▶ REQUIREMENT:
Repeat the listing in full, preserving every character.

▶ THE INPUT:
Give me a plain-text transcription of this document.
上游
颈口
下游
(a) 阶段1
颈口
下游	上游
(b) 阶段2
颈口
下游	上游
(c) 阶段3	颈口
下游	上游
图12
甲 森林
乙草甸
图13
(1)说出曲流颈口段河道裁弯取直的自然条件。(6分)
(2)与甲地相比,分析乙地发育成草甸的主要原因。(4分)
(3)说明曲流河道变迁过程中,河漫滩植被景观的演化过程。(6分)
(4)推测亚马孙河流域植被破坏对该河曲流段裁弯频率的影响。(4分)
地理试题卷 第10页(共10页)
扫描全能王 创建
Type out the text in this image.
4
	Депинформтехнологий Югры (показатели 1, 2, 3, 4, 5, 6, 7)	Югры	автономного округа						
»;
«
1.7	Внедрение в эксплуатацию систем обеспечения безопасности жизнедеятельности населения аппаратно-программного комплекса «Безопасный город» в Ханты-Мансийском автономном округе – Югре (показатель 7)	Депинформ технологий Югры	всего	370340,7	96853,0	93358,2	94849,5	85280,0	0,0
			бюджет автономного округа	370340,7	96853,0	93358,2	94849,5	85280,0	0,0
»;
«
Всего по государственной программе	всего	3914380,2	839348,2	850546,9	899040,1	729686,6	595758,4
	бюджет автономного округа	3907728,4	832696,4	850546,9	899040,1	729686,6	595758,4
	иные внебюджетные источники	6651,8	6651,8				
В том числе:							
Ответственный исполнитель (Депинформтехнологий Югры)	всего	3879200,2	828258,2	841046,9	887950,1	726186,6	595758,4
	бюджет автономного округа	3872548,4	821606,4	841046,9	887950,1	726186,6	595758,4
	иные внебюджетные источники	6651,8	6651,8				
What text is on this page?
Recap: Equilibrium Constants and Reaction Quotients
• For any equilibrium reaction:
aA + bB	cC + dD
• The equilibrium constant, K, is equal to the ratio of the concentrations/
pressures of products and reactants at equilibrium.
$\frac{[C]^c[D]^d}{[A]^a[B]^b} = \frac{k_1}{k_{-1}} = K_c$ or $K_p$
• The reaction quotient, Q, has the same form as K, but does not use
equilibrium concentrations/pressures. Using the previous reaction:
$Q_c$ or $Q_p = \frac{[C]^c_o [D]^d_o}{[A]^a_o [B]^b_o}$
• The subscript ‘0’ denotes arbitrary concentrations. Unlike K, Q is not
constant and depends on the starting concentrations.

▶ RESULT OF THE EXERCISE:
Give me a plain-text transcription of this document.
上游
颈口
下游
(a) 阶段1
颈口
下游	上游
(b) 阶段2
颈口
下游	上游
(c) 阶段3	颈口
下游	上游
图12
甲 森林
乙草甸
图13
(1)说出曲流颈口段河道裁弯取直的自然条件。(6分)
(2)与甲地相比,分析乙地发育成草甸的主要原因。(4分)
(3)说明曲流河道变迁过程中,河漫滩植被景观的演化过程。(6分)
(4)推测亚马孙河流域植被破坏对该河曲流段裁弯频率的影响。(4分)
地理试题卷 第10页(共10页)
扫描全能王 创建
Type out the text in this image.
4
	Депинформтехнологий Югры (показатели 1, 2, 3, 4, 5, 6, 7)	Югры	автономного округа						
»;
«
1.7	Внедрение в эксплуатацию систем обеспечения безопасности жизнедеятельности населения аппаратно-программного комплекса «Безопасный город» в Ханты-Мансийском автономном округе – Югре (показатель 7)	Депинформ технологий Югры	всего	370340,7	96853,0	93358,2	94849,5	85280,0	0,0
			бюджет автономного округа	370340,7	96853,0	93358,2	94849,5	85280,0	0,0
»;
«
Всего по государственной программе	всего	3914380,2	839348,2	850546,9	899040,1	729686,6	595758,4
	бюджет автономного округа	3907728,4	832696,4	850546,9	899040,1	729686,6	595758,4
	иные внебюджетные источники	6651,8	6651,8				
В том числе:							
Ответственный исполнитель (Депинформтехнологий Югры)	всего	3879200,2	828258,2	841046,9	887950,1	726186,6	595758,4
	бюджет автономного округа	3872548,4	821606,4	841046,9	887950,1	726186,6	595758,4
	иные внебюджетные источники	6651,8	6651,8				
What text is on this page?
Recap: Equilibrium Constants and Reaction Quotients
• For any equilibrium reaction:
aA + bB	cC + dD
• The equilibrium constant, K, is equal to the ratio of the concentrations/
pressures of products and reactants at equilibrium.
$\frac{[C]^c[D]^d}{[A]^a[B]^b} = \frac{k_1}{k_{-1}} = K_c$ or $K_p$
• The reaction quotient, Q, has the same form as K, but does not use
equilibrium concentrations/pressures. Using the previous reaction:
$Q_c$ or $Q_p = \frac{[C]^c_o [D]^d_o}{[A]^a_o [B]^b_o}$
• The subscript ‘0’ denotes arbitrary concentrations. Unlike K, Q is not
constant and depends on the starting concentrations.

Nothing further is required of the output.